__Written exercise__. Go through the entries below and collect each line with the string "JSON" in it.

__Extracted entries__.
* * *
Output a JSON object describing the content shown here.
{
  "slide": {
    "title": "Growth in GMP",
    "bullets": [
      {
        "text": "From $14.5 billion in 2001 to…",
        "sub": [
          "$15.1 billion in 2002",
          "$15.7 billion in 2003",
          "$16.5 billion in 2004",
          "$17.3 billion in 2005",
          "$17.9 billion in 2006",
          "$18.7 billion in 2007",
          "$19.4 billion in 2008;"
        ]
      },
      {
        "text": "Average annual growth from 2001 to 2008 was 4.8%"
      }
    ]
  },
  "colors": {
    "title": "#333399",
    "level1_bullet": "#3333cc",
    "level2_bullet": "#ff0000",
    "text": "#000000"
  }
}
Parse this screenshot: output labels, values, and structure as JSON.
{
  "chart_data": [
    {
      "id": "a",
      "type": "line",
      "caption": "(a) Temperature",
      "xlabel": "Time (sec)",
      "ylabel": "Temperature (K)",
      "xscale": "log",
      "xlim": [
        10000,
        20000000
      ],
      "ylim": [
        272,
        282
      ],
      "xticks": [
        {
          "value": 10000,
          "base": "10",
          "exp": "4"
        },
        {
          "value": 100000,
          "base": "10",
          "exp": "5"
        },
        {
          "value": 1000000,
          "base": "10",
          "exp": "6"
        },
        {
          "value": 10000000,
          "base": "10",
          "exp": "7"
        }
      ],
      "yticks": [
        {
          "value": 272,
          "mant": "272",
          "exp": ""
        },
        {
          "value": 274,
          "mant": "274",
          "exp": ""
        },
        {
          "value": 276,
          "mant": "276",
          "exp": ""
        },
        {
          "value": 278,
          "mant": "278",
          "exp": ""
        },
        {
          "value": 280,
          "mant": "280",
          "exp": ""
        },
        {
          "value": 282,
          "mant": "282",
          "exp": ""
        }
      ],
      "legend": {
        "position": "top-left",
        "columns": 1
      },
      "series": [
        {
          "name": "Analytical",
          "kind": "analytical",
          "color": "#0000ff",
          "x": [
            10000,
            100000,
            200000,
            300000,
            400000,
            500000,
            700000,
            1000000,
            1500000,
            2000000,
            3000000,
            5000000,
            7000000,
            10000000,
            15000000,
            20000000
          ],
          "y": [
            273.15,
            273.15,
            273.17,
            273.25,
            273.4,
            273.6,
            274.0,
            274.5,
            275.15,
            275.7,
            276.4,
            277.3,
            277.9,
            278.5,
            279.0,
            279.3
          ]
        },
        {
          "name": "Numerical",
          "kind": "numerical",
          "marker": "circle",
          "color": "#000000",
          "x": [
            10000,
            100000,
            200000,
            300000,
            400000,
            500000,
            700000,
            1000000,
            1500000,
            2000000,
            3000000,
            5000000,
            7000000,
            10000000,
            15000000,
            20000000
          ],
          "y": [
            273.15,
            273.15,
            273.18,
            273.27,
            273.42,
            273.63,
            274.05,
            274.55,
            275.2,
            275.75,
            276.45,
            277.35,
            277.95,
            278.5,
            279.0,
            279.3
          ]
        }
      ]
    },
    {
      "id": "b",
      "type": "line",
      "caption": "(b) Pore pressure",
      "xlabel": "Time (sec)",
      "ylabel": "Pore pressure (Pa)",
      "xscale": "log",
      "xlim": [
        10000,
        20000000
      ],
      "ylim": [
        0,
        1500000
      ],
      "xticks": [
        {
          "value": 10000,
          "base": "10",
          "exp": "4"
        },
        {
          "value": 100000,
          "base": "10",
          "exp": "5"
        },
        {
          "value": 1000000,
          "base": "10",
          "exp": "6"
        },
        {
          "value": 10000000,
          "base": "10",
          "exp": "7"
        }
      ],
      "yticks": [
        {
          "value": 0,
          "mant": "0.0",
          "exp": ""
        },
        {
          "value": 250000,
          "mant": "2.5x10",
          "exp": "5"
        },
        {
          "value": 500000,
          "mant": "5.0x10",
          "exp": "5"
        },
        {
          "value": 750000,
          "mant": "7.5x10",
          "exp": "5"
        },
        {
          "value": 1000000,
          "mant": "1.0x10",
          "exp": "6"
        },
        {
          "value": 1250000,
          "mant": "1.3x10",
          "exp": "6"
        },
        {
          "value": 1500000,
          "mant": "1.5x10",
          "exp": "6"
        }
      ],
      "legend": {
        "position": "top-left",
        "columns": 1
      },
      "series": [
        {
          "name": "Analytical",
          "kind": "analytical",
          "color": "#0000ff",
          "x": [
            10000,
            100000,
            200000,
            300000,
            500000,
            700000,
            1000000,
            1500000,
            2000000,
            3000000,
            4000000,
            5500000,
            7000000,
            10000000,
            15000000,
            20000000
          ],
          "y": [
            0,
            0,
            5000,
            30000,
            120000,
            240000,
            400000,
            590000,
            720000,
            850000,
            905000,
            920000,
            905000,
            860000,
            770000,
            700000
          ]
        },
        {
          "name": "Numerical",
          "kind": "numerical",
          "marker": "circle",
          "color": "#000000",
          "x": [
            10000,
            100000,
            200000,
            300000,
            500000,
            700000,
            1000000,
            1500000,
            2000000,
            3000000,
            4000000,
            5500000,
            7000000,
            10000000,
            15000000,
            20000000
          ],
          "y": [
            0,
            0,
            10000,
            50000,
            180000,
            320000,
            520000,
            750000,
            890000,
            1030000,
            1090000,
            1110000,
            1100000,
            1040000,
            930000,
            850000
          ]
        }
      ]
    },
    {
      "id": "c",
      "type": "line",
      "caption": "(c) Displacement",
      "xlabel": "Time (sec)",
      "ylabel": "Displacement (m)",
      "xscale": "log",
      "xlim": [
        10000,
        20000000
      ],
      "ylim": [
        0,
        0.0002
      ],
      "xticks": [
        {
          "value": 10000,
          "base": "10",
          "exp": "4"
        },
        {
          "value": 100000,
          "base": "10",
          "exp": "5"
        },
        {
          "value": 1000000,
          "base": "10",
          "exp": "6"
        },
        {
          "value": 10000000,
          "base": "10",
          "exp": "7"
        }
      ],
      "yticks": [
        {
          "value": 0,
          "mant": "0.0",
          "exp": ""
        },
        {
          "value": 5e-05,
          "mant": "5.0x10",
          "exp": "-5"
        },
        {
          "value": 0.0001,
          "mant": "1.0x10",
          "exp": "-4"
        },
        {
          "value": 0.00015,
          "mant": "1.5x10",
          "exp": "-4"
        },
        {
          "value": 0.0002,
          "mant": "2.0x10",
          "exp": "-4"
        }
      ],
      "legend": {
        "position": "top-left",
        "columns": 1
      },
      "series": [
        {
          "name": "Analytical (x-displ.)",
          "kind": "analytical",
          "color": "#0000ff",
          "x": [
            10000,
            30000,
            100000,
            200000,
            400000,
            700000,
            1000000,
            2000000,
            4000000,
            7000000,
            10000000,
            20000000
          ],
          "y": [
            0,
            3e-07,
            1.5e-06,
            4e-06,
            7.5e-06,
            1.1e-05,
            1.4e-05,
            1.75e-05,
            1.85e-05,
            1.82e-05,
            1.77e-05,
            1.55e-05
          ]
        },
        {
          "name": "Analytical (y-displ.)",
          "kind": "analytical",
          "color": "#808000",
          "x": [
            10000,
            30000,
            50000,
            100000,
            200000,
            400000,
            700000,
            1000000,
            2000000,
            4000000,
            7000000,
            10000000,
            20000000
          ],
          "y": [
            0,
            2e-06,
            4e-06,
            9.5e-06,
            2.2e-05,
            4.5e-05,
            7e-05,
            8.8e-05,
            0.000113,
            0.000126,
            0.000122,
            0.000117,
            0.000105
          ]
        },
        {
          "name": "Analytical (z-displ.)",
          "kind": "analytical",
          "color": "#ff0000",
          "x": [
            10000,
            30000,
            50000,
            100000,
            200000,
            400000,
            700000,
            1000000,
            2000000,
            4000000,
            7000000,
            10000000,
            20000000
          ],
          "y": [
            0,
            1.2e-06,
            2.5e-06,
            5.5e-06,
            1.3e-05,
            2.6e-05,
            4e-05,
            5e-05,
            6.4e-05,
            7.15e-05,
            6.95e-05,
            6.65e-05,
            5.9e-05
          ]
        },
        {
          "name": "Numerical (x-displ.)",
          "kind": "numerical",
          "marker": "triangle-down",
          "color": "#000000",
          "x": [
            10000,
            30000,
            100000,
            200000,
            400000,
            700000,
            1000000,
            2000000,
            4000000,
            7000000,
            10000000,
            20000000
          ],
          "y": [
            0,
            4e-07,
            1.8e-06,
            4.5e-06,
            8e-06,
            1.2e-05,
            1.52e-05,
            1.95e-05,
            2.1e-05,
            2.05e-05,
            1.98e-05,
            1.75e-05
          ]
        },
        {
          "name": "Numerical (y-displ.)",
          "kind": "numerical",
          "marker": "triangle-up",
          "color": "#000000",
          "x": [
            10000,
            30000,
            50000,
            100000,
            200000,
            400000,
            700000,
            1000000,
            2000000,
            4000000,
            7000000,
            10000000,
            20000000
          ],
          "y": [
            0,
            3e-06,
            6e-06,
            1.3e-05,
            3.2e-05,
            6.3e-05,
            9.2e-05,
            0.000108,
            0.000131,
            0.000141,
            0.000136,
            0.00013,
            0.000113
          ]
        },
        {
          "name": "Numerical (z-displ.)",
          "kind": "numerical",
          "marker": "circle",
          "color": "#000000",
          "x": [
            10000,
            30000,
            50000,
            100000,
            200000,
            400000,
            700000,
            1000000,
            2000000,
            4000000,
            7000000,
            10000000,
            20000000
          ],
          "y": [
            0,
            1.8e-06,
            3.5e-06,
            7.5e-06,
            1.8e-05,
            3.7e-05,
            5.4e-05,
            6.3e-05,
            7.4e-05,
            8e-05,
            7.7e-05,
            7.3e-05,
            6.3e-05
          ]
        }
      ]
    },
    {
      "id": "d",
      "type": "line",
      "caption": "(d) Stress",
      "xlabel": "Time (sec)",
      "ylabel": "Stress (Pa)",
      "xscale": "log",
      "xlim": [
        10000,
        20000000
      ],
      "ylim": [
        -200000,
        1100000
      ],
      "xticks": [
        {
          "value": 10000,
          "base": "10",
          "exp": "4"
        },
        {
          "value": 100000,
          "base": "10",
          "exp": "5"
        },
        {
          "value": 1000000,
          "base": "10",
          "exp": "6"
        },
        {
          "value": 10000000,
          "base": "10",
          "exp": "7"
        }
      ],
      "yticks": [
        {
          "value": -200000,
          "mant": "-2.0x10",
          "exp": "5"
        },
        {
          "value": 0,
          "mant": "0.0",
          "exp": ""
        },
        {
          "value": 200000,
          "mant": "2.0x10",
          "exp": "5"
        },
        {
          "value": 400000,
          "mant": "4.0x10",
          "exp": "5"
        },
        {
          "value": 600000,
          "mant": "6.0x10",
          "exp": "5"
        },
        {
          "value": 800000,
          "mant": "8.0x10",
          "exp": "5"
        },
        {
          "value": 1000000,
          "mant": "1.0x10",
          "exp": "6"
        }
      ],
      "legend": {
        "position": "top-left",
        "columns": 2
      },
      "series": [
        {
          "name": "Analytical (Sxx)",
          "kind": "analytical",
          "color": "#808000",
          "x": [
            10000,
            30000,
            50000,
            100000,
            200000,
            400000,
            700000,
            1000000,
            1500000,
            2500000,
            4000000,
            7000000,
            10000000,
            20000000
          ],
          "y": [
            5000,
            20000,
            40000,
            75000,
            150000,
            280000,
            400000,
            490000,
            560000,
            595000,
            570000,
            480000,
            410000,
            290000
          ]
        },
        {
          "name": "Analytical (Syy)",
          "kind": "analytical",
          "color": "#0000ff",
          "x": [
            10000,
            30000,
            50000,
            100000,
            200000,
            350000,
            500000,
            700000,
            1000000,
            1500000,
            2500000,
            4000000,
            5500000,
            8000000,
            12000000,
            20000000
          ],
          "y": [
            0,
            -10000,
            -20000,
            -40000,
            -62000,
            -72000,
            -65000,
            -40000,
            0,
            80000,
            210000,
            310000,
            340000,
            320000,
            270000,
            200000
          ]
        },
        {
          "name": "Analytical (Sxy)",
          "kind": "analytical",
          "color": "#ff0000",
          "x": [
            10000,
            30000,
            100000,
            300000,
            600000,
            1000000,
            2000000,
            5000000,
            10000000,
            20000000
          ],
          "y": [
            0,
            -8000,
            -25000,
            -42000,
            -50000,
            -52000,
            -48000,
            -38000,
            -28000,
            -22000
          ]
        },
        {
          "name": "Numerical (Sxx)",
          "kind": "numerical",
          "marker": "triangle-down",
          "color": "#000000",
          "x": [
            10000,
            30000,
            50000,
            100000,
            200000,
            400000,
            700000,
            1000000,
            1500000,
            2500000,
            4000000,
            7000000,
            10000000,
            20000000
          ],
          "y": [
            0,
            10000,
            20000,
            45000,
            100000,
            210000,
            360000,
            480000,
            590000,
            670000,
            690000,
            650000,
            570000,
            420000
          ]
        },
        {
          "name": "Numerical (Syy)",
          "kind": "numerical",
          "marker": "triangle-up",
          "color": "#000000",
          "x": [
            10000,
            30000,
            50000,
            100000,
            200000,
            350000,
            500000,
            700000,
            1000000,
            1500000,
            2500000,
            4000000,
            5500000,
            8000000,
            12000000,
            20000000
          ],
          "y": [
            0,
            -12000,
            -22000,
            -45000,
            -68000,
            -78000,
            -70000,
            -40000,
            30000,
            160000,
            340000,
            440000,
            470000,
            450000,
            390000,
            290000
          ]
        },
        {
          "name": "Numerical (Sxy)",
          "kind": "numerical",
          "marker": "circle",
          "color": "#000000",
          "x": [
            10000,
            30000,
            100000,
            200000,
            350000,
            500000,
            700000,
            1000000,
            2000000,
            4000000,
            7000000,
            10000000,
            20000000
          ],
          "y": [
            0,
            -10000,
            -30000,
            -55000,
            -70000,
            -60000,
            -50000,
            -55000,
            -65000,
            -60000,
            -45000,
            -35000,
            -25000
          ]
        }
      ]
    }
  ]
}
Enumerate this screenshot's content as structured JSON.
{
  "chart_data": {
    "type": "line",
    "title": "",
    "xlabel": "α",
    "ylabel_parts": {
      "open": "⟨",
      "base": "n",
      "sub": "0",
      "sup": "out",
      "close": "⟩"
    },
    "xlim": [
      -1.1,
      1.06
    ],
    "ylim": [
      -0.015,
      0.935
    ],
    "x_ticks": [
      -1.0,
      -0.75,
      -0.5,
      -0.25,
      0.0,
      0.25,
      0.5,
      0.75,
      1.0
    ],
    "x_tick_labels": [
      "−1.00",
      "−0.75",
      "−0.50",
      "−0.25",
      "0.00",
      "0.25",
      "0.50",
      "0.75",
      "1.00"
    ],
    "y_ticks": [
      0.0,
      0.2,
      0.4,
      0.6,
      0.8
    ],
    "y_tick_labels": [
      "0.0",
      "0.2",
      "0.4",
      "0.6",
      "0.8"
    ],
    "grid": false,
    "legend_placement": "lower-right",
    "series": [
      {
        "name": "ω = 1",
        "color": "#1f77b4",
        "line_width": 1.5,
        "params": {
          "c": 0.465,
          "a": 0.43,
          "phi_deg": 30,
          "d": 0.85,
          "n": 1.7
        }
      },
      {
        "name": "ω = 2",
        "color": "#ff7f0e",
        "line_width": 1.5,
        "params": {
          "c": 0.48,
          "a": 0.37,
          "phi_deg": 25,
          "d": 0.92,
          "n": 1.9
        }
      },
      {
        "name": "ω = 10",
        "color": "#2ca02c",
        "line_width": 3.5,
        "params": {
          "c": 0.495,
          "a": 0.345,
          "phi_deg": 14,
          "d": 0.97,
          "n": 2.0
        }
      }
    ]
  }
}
* * *
__Correct result__.
Output a JSON object describing the content shown here.
Parse this screenshot: output labels, values, and structure as JSON.
Enumerate this screenshot's content as structured JSON.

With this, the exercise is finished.